| Problem to work on |
Output each entry exactly; skip nothing.

──────

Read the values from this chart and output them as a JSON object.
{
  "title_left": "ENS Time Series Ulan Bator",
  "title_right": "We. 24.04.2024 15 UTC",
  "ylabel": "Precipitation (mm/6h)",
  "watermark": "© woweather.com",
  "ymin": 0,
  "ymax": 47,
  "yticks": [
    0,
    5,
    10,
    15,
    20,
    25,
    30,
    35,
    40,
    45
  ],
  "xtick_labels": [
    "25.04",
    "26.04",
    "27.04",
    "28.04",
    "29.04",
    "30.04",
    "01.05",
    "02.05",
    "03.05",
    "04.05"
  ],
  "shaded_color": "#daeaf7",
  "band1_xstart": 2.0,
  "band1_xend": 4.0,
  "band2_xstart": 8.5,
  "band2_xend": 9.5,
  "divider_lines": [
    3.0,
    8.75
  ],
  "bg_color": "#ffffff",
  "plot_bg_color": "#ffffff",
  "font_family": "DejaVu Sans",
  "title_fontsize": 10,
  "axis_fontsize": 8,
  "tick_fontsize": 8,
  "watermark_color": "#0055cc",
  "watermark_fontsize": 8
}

──────

| Task result |
Read the values from this chart and output them as a JSON object.
{
  "title_left": "ENS Time Series Ulan Bator",
  "title_right": "We. 24.04.2024 15 UTC",
  "ylabel": "Precipitation (mm/6h)",
  "watermark": "© woweather.com",
  "ymin": 0,
  "ymax": 47,
  "yticks": [
    0,
    5,
    10,
    15,
    20,
    25,
    30,
    35,
    40,
    45
  ],
  "xtick_labels": [
    "25.04",
    "26.04",
    "27.04",
    "28.04",
    "29.04",
    "30.04",
    "01.05",
    "02.05",
    "03.05",
    "04.05"
  ],
  "shaded_color": "#daeaf7",
  "band1_xstart": 2.0,
  "band1_xend": 4.0,
  "band2_xstart": 8.5,
  "band2_xend": 9.5,
  "divider_lines": [
    3.0,
    8.75
  ],
  "bg_color": "#ffffff",
  "plot_bg_color": "#ffffff",
  "font_family": "DejaVu Sans",
  "title_fontsize": 10,
  "axis_fontsize": 8,
  "tick_fontsize": 8,
  "watermark_color": "#0055cc",
  "watermark_fontsize": 8
}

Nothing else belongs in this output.